Set problem: Note each line that includes the word "جميع". Copy those lines.

Exercise material:
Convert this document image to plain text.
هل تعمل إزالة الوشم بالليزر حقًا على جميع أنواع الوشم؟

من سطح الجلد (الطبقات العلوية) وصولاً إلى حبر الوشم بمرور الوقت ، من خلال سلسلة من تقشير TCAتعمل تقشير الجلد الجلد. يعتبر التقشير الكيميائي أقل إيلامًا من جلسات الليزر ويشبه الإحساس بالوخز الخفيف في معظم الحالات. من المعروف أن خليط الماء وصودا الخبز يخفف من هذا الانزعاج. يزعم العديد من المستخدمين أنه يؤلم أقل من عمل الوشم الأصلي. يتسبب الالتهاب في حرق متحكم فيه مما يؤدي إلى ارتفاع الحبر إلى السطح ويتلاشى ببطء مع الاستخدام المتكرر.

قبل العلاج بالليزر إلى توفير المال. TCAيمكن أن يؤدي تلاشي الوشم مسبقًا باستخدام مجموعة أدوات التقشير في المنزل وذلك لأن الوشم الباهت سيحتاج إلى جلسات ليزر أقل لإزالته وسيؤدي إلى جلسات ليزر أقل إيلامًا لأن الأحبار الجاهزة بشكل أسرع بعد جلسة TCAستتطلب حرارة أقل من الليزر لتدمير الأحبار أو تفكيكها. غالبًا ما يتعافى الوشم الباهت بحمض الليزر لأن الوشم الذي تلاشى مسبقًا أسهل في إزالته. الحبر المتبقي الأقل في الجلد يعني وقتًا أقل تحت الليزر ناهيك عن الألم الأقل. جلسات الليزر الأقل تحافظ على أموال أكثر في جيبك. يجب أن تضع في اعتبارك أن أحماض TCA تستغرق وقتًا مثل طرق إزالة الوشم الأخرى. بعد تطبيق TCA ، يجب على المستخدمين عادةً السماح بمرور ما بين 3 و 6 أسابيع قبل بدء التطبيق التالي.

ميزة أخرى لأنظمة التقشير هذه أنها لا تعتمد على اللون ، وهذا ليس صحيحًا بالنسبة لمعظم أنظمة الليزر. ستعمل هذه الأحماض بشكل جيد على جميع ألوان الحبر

Correct output:
هل تعمل إزالة الوشم بالليزر حقًا على جميع أنواع الوشم؟
ميزة أخرى لأنظمة التقشير هذه أنها لا تعتمد على اللون ، وهذا ليس صحيحًا بالنسبة لمعظم أنظمة الليزر. ستعمل هذه الأحماض بشكل جيد على جميع ألوان الحبر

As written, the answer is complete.